» **OBJECTIVE**:
Extract the whole listing as it stands. Do not include the pictures.

» **MATERIAL TO PROCESS**:
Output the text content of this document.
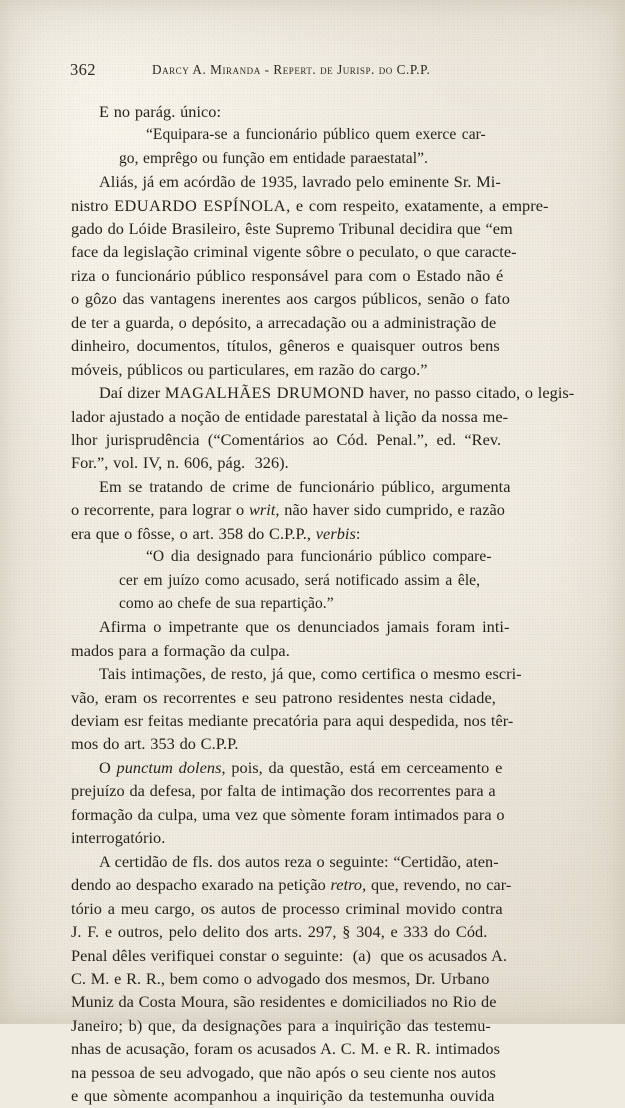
362	Darcy A. Miranda - Repert. de Jurisp. do C.P.P.
E no parág. único:
“Equipara-se a funcionário público quem exerce car-
go, emprêgo ou função em entidade paraestatal”.
Aliás, já em acórdão de 1935, lavrado pelo eminente Sr. Mi-
nistro EDUARDO ESPÍNOLA, e com respeito, exatamente, a empre-
gado do Lóide Brasileiro, êste Supremo Tribunal decidira que “em
face da legislação criminal vigente sôbre o peculato, o que caracte-
riza o funcionário público responsável para com o Estado não é
o gôzo das vantagens inerentes aos cargos públicos, senão o fato
de ter a guarda, o depósito, a arrecadação ou a administração de
dinheiro, documentos, títulos, gêneros e quaisquer outros bens
móveis, públicos ou particulares, em razão do cargo.”
Daí dizer MAGALHÃES DRUMOND haver, no passo citado, o legis-
lador ajustado a noção de entidade parestatal à lição da nossa me-
lhor jurisprudência (“Comentários ao Cód. Penal.”, ed. “Rev.
For.”, vol. IV, n. 606, pág.  326).
Em se tratando de crime de funcionário público, argumenta
o recorrente, para lograr o writ, não haver sido cumprido, e razão
era que o fôsse, o art. 358 do C.P.P., verbis:
“O dia designado para funcionário público compare-
cer em juízo como acusado, será notificado assim a êle,
como ao chefe de sua repartição.”
Afirma o impetrante que os denunciados jamais foram inti-
mados para a formação da culpa.
Tais intimações, de resto, já que, como certifica o mesmo escri-
vão, eram os recorrentes e seu patrono residentes nesta cidade,
deviam esr feitas mediante precatória para aqui despedida, nos têr-
mos do art. 353 do C.P.P.
O punctum dolens, pois, da questão, está em cerceamento e
prejuízo da defesa, por falta de intimação dos recorrentes para a
formação da culpa, uma vez que sòmente foram intimados para o
interrogatório.
A certidão de fls. dos autos reza o seguinte: “Certidão, aten-
dendo ao despacho exarado na petição retro, que, revendo, no car-
tório a meu cargo, os autos de processo criminal movido contra
J. F. e outros, pelo delito dos arts. 297, § 304, e 333 do Cód.
Penal dêles verifiquei constar o seguinte:  (a)  que os acusados A.
C. M. e R. R., bem como o advogado dos mesmos, Dr. Urbano
Muniz da Costa Moura, são residentes e domiciliados no Rio de
Janeiro; b) que, da designações para a inquirição das testemu-
nhas de acusação, foram os acusados A. C. M. e R. R. intimados
na pessoa de seu advogado, que não após o seu ciente nos autos
e que sòmente acompanhou a inquirição da testemunha ouvida
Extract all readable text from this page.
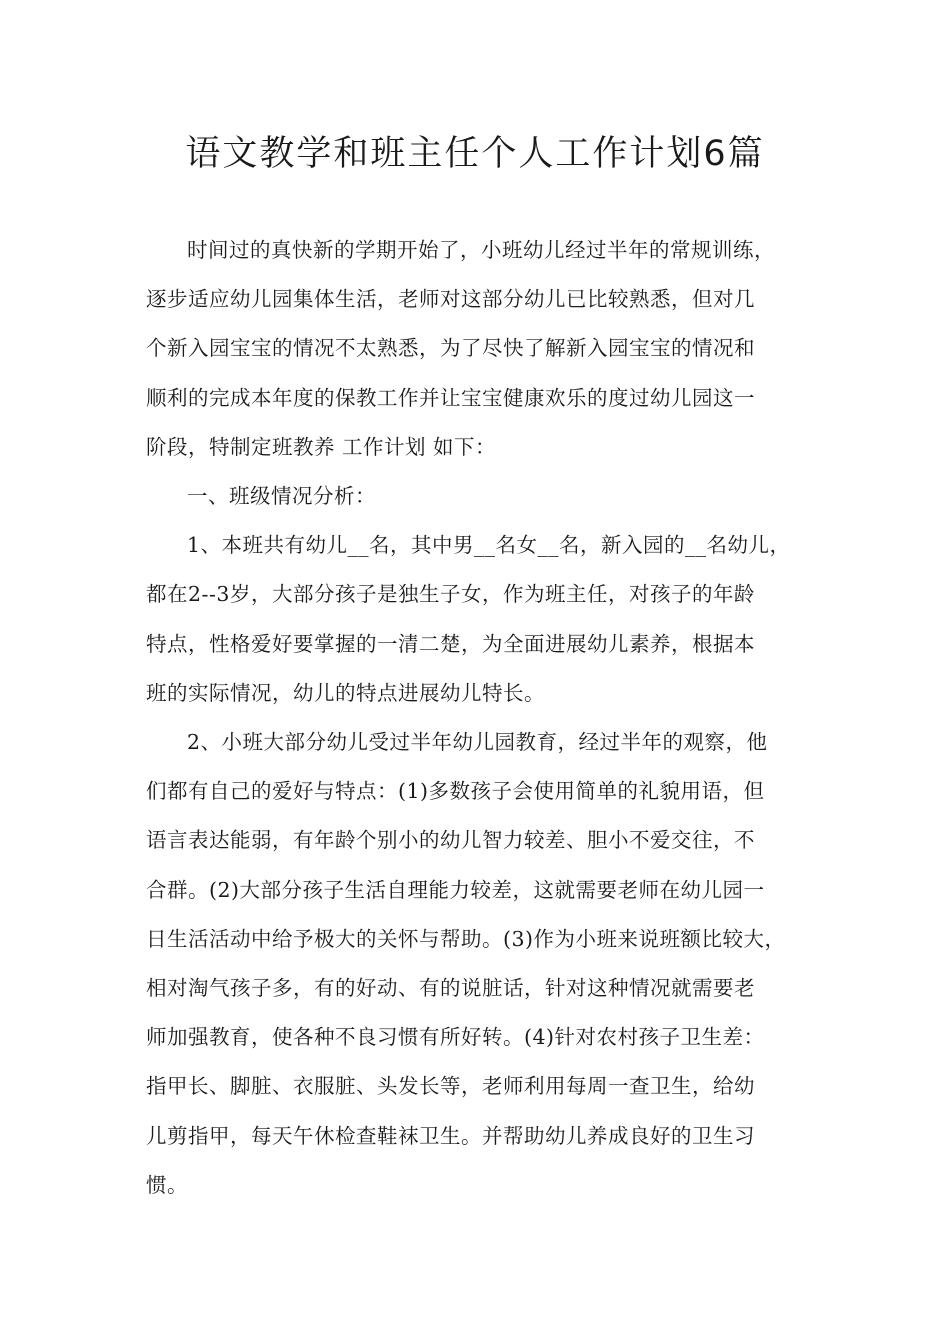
语文教学和班主任个人工作计划6篇

时间过的真快新的学期开始了，小班幼儿经过半年的常规训练，
逐步适应幼儿园集体生活，老师对这部分幼儿已比较熟悉，但对几
个新入园宝宝的情况不太熟悉，为了尽快了解新入园宝宝的情况和
顺利的完成本年度的保教工作并让宝宝健康欢乐的度过幼儿园这一
阶段，特制定班教养 工作计划 如下：

一、班级情况分析：

1、本班共有幼儿__名，其中男__名女__名，新入园的__名幼儿，
都在2--3岁，大部分孩子是独生子女，作为班主任，对孩子的年龄
特点，性格爱好要掌握的一清二楚，为全面进展幼儿素养，根据本
班的实际情况，幼儿的特点进展幼儿特长。

2、小班大部分幼儿受过半年幼儿园教育，经过半年的观察，他
们都有自己的爱好与特点：(1)多数孩子会使用简单的礼貌用语，但
语言表达能弱，有年龄个别小的幼儿智力较差、胆小不爱交往，不
合群。(2)大部分孩子生活自理能力较差，这就需要老师在幼儿园一
日生活活动中给予极大的关怀与帮助。(3)作为小班来说班额比较大，
相对淘气孩子多，有的好动、有的说脏话，针对这种情况就需要老
师加强教育，使各种不良习惯有所好转。(4)针对农村孩子卫生差：
指甲长、脚脏、衣服脏、头发长等，老师利用每周一查卫生，给幼
儿剪指甲，每天午休检查鞋袜卫生。并帮助幼儿养成良好的卫生习
惯。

» **OUTPUT BELOW**:
Output the text content of this document.
362	Darcy A. Miranda - Repert. de Jurisp. do C.P.P.
E no parág. único:
“Equipara-se a funcionário público quem exerce car-
go, emprêgo ou função em entidade paraestatal”.
Aliás, já em acórdão de 1935, lavrado pelo eminente Sr. Mi-
nistro EDUARDO ESPÍNOLA, e com respeito, exatamente, a empre-
gado do Lóide Brasileiro, êste Supremo Tribunal decidira que “em
face da legislação criminal vigente sôbre o peculato, o que caracte-
riza o funcionário público responsável para com o Estado não é
o gôzo das vantagens inerentes aos cargos públicos, senão o fato
de ter a guarda, o depósito, a arrecadação ou a administração de
dinheiro, documentos, títulos, gêneros e quaisquer outros bens
móveis, públicos ou particulares, em razão do cargo.”
Daí dizer MAGALHÃES DRUMOND haver, no passo citado, o legis-
lador ajustado a noção de entidade parestatal à lição da nossa me-
lhor jurisprudência (“Comentários ao Cód. Penal.”, ed. “Rev.
For.”, vol. IV, n. 606, pág.  326).
Em se tratando de crime de funcionário público, argumenta
o recorrente, para lograr o writ, não haver sido cumprido, e razão
era que o fôsse, o art. 358 do C.P.P., verbis:
“O dia designado para funcionário público compare-
cer em juízo como acusado, será notificado assim a êle,
como ao chefe de sua repartição.”
Afirma o impetrante que os denunciados jamais foram inti-
mados para a formação da culpa.
Tais intimações, de resto, já que, como certifica o mesmo escri-
vão, eram os recorrentes e seu patrono residentes nesta cidade,
deviam esr feitas mediante precatória para aqui despedida, nos têr-
mos do art. 353 do C.P.P.
O punctum dolens, pois, da questão, está em cerceamento e
prejuízo da defesa, por falta de intimação dos recorrentes para a
formação da culpa, uma vez que sòmente foram intimados para o
interrogatório.
A certidão de fls. dos autos reza o seguinte: “Certidão, aten-
dendo ao despacho exarado na petição retro, que, revendo, no car-
tório a meu cargo, os autos de processo criminal movido contra
J. F. e outros, pelo delito dos arts. 297, § 304, e 333 do Cód.
Penal dêles verifiquei constar o seguinte:  (a)  que os acusados A.
C. M. e R. R., bem como o advogado dos mesmos, Dr. Urbano
Muniz da Costa Moura, são residentes e domiciliados no Rio de
Janeiro; b) que, da designações para a inquirição das testemu-
nhas de acusação, foram os acusados A. C. M. e R. R. intimados
na pessoa de seu advogado, que não após o seu ciente nos autos
e que sòmente acompanhou a inquirição da testemunha ouvida
Extract all readable text from this page.
语文教学和班主任个人工作计划6篇

时间过的真快新的学期开始了，小班幼儿经过半年的常规训练，
逐步适应幼儿园集体生活，老师对这部分幼儿已比较熟悉，但对几
个新入园宝宝的情况不太熟悉，为了尽快了解新入园宝宝的情况和
顺利的完成本年度的保教工作并让宝宝健康欢乐的度过幼儿园这一
阶段，特制定班教养 工作计划 如下：

一、班级情况分析：

1、本班共有幼儿__名，其中男__名女__名，新入园的__名幼儿，
都在2--3岁，大部分孩子是独生子女，作为班主任，对孩子的年龄
特点，性格爱好要掌握的一清二楚，为全面进展幼儿素养，根据本
班的实际情况，幼儿的特点进展幼儿特长。

2、小班大部分幼儿受过半年幼儿园教育，经过半年的观察，他
们都有自己的爱好与特点：(1)多数孩子会使用简单的礼貌用语，但
语言表达能弱，有年龄个别小的幼儿智力较差、胆小不爱交往，不
合群。(2)大部分孩子生活自理能力较差，这就需要老师在幼儿园一
日生活活动中给予极大的关怀与帮助。(3)作为小班来说班额比较大，
相对淘气孩子多，有的好动、有的说脏话，针对这种情况就需要老
师加强教育，使各种不良习惯有所好转。(4)针对农村孩子卫生差：
指甲长、脚脏、衣服脏、头发长等，老师利用每周一查卫生，给幼
儿剪指甲，每天午休检查鞋袜卫生。并帮助幼儿养成良好的卫生习
惯。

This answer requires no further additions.